Directions:
Output every record below exactly as it appears.

■ ■ ■

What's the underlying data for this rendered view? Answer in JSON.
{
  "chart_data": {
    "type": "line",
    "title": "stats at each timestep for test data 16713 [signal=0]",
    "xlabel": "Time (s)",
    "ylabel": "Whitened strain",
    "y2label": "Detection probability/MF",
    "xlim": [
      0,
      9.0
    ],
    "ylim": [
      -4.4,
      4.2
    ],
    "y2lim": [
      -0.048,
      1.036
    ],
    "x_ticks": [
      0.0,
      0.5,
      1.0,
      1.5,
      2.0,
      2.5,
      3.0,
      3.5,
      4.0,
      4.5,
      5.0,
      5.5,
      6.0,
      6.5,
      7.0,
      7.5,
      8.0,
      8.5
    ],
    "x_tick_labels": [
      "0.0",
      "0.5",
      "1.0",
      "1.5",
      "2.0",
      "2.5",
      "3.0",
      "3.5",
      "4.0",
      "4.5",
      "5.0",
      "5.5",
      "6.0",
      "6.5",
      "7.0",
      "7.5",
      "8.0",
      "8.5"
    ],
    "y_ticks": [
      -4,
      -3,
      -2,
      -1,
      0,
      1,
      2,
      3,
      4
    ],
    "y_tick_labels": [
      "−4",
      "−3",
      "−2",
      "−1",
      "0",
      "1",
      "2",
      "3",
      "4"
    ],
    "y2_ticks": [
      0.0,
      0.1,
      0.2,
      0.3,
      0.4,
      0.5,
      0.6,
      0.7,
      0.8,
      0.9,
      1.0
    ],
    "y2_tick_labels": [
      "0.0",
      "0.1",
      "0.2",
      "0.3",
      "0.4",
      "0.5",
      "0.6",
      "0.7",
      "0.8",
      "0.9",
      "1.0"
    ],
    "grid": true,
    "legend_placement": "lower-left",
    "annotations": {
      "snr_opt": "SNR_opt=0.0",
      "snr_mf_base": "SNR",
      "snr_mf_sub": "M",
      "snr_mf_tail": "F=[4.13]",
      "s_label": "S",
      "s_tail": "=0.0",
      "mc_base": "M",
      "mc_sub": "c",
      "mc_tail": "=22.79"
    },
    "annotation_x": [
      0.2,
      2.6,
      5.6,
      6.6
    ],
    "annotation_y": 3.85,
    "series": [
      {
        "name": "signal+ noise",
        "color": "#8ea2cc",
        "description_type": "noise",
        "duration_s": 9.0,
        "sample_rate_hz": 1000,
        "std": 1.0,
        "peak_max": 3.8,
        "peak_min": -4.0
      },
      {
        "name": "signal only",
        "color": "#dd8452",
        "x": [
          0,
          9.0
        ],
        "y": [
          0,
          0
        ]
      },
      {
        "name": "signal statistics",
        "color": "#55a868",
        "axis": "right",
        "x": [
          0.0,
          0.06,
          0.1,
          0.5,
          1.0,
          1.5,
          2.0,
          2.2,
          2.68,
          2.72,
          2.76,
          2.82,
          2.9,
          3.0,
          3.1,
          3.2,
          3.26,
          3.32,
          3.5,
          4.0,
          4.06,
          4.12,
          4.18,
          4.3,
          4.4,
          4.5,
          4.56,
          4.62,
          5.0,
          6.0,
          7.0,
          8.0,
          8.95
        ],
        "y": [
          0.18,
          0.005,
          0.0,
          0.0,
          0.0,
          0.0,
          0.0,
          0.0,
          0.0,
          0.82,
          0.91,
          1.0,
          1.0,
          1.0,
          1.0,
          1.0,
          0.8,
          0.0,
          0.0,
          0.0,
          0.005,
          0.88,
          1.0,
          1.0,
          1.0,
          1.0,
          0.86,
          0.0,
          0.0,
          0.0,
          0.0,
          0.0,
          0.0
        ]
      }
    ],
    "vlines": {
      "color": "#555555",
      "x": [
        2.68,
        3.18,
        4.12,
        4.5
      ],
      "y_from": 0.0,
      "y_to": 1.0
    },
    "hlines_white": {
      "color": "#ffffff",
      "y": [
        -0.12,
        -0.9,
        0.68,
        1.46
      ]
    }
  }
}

■ ■ ■

Solution:
What's the underlying data for this rendered view? Answer in JSON.
{
  "chart_data": {
    "type": "line",
    "title": "stats at each timestep for test data 16713 [signal=0]",
    "xlabel": "Time (s)",
    "ylabel": "Whitened strain",
    "y2label": "Detection probability/MF",
    "xlim": [
      0,
      9.0
    ],
    "ylim": [
      -4.4,
      4.2
    ],
    "y2lim": [
      -0.048,
      1.036
    ],
    "x_ticks": [
      0.0,
      0.5,
      1.0,
      1.5,
      2.0,
      2.5,
      3.0,
      3.5,
      4.0,
      4.5,
      5.0,
      5.5,
      6.0,
      6.5,
      7.0,
      7.5,
      8.0,
      8.5
    ],
    "x_tick_labels": [
      "0.0",
      "0.5",
      "1.0",
      "1.5",
      "2.0",
      "2.5",
      "3.0",
      "3.5",
      "4.0",
      "4.5",
      "5.0",
      "5.5",
      "6.0",
      "6.5",
      "7.0",
      "7.5",
      "8.0",
      "8.5"
    ],
    "y_ticks": [
      -4,
      -3,
      -2,
      -1,
      0,
      1,
      2,
      3,
      4
    ],
    "y_tick_labels": [
      "−4",
      "−3",
      "−2",
      "−1",
      "0",
      "1",
      "2",
      "3",
      "4"
    ],
    "y2_ticks": [
      0.0,
      0.1,
      0.2,
      0.3,
      0.4,
      0.5,
      0.6,
      0.7,
      0.8,
      0.9,
      1.0
    ],
    "y2_tick_labels": [
      "0.0",
      "0.1",
      "0.2",
      "0.3",
      "0.4",
      "0.5",
      "0.6",
      "0.7",
      "0.8",
      "0.9",
      "1.0"
    ],
    "grid": true,
    "legend_placement": "lower-left",
    "annotations": {
      "snr_opt": "SNR_opt=0.0",
      "snr_mf_base": "SNR",
      "snr_mf_sub": "M",
      "snr_mf_tail": "F=[4.13]",
      "s_label": "S",
      "s_tail": "=0.0",
      "mc_base": "M",
      "mc_sub": "c",
      "mc_tail": "=22.79"
    },
    "annotation_x": [
      0.2,
      2.6,
      5.6,
      6.6
    ],
    "annotation_y": 3.85,
    "series": [
      {
        "name": "signal+ noise",
        "color": "#8ea2cc",
        "description_type": "noise",
        "duration_s": 9.0,
        "sample_rate_hz": 1000,
        "std": 1.0,
        "peak_max": 3.8,
        "peak_min": -4.0
      },
      {
        "name": "signal only",
        "color": "#dd8452",
        "x": [
          0,
          9.0
        ],
        "y": [
          0,
          0
        ]
      },
      {
        "name": "signal statistics",
        "color": "#55a868",
        "axis": "right",
        "x": [
          0.0,
          0.06,
          0.1,
          0.5,
          1.0,
          1.5,
          2.0,
          2.2,
          2.68,
          2.72,
          2.76,
          2.82,
          2.9,
          3.0,
          3.1,
          3.2,
          3.26,
          3.32,
          3.5,
          4.0,
          4.06,
          4.12,
          4.18,
          4.3,
          4.4,
          4.5,
          4.56,
          4.62,
          5.0,
          6.0,
          7.0,
          8.0,
          8.95
        ],
        "y": [
          0.18,
          0.005,
          0.0,
          0.0,
          0.0,
          0.0,
          0.0,
          0.0,
          0.0,
          0.82,
          0.91,
          1.0,
          1.0,
          1.0,
          1.0,
          1.0,
          0.8,
          0.0,
          0.0,
          0.0,
          0.005,
          0.88,
          1.0,
          1.0,
          1.0,
          1.0,
          0.86,
          0.0,
          0.0,
          0.0,
          0.0,
          0.0,
          0.0
        ]
      }
    ],
    "vlines": {
      "color": "#555555",
      "x": [
        2.68,
        3.18,
        4.12,
        4.5
      ],
      "y_from": 0.0,
      "y_to": 1.0
    },
    "hlines_white": {
      "color": "#ffffff",
      "y": [
        -0.12,
        -0.9,
        0.68,
        1.46
      ]
    }
  }
}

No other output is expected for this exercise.